REQUIREMENT
Find how many lines hold the word "Rabi" and give that number only.

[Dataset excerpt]

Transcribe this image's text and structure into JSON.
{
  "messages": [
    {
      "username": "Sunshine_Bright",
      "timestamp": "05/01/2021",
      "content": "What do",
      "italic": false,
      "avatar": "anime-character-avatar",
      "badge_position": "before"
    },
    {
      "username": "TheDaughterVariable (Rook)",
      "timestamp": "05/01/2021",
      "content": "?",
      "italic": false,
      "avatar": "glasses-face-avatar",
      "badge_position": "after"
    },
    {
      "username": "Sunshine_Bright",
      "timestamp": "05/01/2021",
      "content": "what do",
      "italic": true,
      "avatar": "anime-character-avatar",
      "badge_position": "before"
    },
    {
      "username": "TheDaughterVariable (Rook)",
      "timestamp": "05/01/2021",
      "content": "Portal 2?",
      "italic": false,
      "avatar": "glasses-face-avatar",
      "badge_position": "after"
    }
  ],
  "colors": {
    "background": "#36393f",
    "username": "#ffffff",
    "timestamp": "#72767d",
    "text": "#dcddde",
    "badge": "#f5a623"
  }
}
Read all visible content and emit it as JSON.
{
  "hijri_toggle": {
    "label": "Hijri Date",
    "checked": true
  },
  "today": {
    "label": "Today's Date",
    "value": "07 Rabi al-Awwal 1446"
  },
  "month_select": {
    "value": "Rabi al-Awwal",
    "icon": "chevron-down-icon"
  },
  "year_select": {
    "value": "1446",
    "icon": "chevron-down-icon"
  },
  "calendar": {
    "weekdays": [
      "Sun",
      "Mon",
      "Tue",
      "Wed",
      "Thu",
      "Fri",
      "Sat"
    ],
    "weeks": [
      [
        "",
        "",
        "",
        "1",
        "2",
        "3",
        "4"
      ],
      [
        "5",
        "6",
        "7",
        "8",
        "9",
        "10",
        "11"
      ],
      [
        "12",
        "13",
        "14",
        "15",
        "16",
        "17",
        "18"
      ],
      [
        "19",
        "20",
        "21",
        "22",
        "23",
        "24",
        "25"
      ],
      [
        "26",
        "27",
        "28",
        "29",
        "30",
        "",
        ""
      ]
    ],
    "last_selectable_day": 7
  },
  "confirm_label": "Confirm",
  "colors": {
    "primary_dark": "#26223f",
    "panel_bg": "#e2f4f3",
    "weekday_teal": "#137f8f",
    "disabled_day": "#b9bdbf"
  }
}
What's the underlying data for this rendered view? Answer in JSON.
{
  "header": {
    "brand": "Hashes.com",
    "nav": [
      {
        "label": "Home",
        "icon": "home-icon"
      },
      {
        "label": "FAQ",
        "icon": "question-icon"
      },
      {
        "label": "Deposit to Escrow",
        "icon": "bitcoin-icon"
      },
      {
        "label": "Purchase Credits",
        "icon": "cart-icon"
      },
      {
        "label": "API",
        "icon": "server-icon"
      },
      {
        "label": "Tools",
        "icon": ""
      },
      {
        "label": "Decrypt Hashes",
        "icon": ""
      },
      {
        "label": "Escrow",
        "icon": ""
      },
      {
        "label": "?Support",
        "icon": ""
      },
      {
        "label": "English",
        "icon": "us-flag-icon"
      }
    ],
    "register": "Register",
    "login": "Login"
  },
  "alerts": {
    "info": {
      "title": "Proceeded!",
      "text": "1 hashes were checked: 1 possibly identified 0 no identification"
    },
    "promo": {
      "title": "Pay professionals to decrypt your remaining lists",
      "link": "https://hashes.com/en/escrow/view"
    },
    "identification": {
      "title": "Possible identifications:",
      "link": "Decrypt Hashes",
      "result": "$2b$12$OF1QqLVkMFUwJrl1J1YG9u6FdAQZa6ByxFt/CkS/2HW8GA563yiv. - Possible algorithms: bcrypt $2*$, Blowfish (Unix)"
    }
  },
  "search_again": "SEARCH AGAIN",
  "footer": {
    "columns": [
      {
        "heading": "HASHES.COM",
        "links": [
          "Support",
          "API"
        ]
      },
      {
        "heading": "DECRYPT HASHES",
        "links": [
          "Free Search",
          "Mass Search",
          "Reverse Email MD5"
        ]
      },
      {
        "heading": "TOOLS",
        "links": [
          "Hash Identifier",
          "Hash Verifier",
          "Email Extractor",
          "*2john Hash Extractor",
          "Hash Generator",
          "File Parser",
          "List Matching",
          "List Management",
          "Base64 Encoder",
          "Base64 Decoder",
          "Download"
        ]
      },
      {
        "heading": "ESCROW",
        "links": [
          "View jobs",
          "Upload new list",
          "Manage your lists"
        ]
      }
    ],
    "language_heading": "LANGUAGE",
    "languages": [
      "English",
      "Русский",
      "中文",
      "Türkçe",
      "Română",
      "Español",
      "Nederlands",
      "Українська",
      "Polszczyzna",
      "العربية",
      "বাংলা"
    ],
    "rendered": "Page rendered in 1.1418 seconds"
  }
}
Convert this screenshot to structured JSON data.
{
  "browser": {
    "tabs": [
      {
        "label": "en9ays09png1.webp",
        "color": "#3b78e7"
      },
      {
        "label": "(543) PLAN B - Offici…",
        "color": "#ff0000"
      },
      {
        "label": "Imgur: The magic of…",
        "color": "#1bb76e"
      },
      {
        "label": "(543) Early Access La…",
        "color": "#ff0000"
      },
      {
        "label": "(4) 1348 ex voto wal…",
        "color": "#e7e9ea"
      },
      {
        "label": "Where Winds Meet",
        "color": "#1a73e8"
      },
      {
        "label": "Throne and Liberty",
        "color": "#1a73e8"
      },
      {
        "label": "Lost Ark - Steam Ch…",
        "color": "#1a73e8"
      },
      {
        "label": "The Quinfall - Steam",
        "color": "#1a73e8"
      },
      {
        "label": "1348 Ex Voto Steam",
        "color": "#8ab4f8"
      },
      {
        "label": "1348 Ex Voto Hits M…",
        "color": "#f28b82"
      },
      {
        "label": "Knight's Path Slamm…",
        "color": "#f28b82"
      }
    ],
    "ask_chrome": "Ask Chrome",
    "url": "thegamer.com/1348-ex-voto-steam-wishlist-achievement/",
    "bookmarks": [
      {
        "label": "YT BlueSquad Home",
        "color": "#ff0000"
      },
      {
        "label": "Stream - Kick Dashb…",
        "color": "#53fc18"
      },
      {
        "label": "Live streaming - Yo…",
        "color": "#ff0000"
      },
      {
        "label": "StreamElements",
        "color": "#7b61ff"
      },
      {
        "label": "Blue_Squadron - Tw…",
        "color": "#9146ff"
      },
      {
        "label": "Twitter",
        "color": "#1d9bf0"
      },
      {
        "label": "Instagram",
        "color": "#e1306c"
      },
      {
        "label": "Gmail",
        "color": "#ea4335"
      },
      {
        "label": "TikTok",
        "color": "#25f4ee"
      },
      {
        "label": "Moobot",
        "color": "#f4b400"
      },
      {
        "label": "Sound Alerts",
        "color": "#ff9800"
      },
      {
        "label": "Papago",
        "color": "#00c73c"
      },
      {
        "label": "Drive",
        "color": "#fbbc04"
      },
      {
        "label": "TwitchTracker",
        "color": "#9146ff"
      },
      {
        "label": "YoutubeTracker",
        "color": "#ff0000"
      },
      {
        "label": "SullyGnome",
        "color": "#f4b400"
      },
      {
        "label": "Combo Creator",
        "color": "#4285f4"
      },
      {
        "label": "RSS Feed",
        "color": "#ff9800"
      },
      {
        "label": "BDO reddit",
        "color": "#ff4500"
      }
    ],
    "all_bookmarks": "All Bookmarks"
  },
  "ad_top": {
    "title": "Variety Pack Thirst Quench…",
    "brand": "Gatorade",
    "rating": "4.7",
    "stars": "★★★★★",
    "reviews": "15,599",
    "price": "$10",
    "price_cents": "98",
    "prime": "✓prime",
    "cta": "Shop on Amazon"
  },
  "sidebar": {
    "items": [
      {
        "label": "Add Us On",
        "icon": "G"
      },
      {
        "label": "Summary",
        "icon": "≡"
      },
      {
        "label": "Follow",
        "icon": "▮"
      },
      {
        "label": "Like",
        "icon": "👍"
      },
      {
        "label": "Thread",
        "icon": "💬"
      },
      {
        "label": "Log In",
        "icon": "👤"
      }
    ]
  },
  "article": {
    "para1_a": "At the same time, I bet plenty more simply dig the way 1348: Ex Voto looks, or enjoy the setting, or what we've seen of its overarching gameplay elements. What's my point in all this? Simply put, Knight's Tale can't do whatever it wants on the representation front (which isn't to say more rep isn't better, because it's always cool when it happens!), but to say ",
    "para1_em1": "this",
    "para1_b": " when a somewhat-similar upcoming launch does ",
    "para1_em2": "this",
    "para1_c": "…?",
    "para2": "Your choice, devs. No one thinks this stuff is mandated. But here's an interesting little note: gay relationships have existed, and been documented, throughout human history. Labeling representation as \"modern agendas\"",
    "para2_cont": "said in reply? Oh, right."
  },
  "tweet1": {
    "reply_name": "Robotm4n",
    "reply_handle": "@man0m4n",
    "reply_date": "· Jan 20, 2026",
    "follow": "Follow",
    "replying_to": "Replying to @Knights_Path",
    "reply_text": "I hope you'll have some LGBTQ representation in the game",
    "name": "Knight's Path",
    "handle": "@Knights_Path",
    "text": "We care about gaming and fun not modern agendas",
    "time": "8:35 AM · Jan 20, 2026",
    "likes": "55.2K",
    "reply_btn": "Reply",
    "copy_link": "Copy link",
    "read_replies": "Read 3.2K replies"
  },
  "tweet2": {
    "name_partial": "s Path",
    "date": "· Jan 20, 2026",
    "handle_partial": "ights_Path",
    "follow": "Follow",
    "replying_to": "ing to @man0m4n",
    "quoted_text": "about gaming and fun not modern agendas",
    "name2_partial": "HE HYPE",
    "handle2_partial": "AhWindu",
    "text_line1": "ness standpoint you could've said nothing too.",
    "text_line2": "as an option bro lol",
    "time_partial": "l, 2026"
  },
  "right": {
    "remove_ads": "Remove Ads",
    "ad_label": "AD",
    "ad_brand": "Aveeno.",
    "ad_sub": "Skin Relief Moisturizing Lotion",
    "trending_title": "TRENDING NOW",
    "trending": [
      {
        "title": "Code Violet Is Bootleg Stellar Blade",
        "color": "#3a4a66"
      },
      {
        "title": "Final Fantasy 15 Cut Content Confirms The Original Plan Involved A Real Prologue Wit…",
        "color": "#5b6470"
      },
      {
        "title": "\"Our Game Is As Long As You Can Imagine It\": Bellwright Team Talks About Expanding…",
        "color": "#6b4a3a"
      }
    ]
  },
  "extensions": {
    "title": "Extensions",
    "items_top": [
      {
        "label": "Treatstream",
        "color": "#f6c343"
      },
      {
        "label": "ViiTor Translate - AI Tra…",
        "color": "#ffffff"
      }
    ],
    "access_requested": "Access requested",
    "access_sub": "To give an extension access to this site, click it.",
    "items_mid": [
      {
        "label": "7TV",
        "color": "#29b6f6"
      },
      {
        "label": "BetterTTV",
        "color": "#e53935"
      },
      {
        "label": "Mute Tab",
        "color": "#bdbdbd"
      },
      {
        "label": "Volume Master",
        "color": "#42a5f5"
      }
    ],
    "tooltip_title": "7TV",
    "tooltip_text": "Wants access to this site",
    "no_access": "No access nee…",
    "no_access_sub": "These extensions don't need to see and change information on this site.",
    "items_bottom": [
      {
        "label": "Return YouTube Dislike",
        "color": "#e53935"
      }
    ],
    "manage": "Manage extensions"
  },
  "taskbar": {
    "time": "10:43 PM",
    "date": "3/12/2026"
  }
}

OUTPUT OF THE EXERCISE
2